Stated exercise: Please transcribe the listing below in full and word for word, without its pictures.

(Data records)

______________________________

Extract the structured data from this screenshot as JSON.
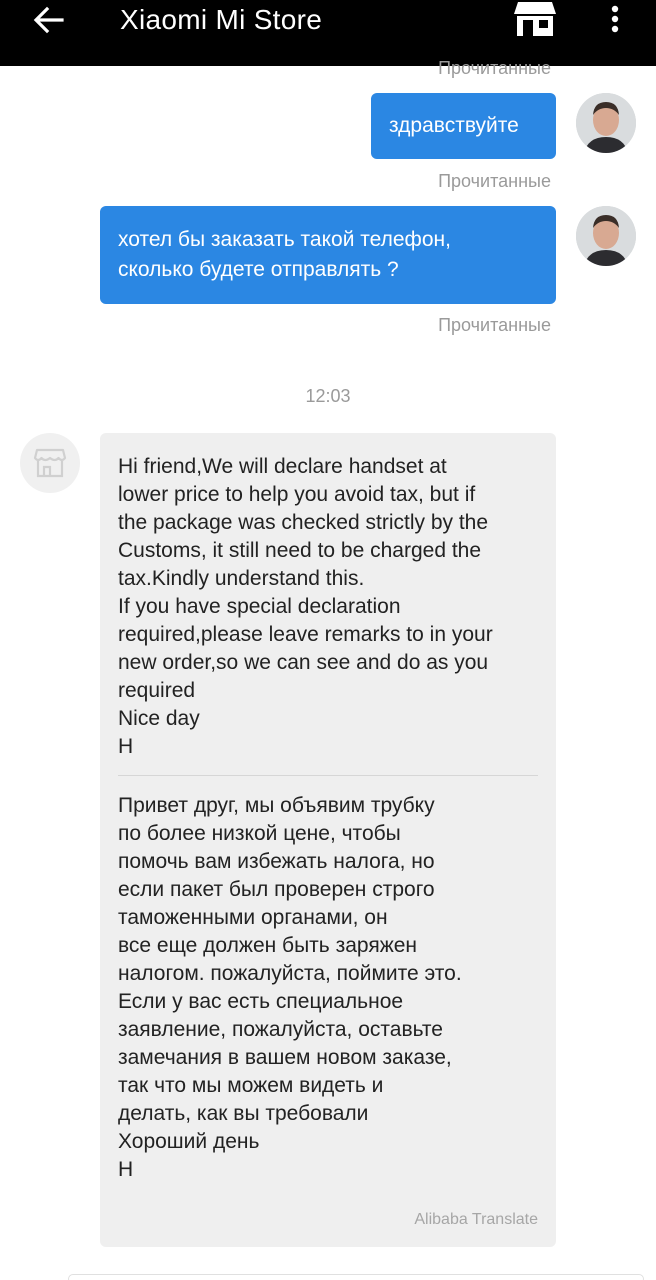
{
  "header": {
    "title": "Xiaomi Mi Store",
    "back_icon": "arrow-left-icon",
    "store_icon": "store-icon",
    "more_icon": "more-vert-icon"
  },
  "messages": [
    {
      "text": "здравствуйте",
      "status": "Прочитанные"
    },
    {
      "text": "хотел бы заказать такой телефон,\nсколько будете отправлять ?",
      "status": "Прочитанные"
    }
  ],
  "top_status": "Прочитанные",
  "timestamp": "12:03",
  "reply": {
    "original": "Hi friend,We will declare handset at\nlower price to help you avoid tax, but if\nthe package was checked strictly by the\nCustoms, it still need to be charged the\ntax.Kindly understand this.\nIf you have special declaration\nrequired,please leave remarks to in your\nnew order,so we can see and do as you\nrequired\nNice day\nH",
    "translation": "Привет друг, мы объявим трубку\nпо более низкой цене, чтобы\nпомочь вам избежать налога, но\nесли пакет был проверен строго\nтаможенными органами, он\nвсе еще должен быть заряжен\nналогом. пожалуйста, поймите это.\nЕсли у вас есть специальное\nзаявление, пожалуйста, оставьте\nзамечания в вашем новом заказе,\nтак что мы можем видеть и\nделать, как вы требовали\nХороший день\nH",
    "translator": "Alibaba Translate"
  },
  "colors": {
    "header_bg": "#000000",
    "outgoing_bubble": "#2b87e3",
    "incoming_bubble": "#efefef",
    "status_text": "#9a9a9a"
  }
}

______________________________

Response:
Extract the structured data from this screenshot as JSON.
{
  "header": {
    "title": "Xiaomi Mi Store",
    "back_icon": "arrow-left-icon",
    "store_icon": "store-icon",
    "more_icon": "more-vert-icon"
  },
  "messages": [
    {
      "text": "здравствуйте",
      "status": "Прочитанные"
    },
    {
      "text": "хотел бы заказать такой телефон,\nсколько будете отправлять ?",
      "status": "Прочитанные"
    }
  ],
  "top_status": "Прочитанные",
  "timestamp": "12:03",
  "reply": {
    "original": "Hi friend,We will declare handset at\nlower price to help you avoid tax, but if\nthe package was checked strictly by the\nCustoms, it still need to be charged the\ntax.Kindly understand this.\nIf you have special declaration\nrequired,please leave remarks to in your\nnew order,so we can see and do as you\nrequired\nNice day\nH",
    "translation": "Привет друг, мы объявим трубку\nпо более низкой цене, чтобы\nпомочь вам избежать налога, но\nесли пакет был проверен строго\nтаможенными органами, он\nвсе еще должен быть заряжен\nналогом. пожалуйста, поймите это.\nЕсли у вас есть специальное\nзаявление, пожалуйста, оставьте\nзамечания в вашем новом заказе,\nтак что мы можем видеть и\nделать, как вы требовали\nХороший день\nH",
    "translator": "Alibaba Translate"
  },
  "colors": {
    "header_bg": "#000000",
    "outgoing_bubble": "#2b87e3",
    "incoming_bubble": "#efefef",
    "status_text": "#9a9a9a"
  }
}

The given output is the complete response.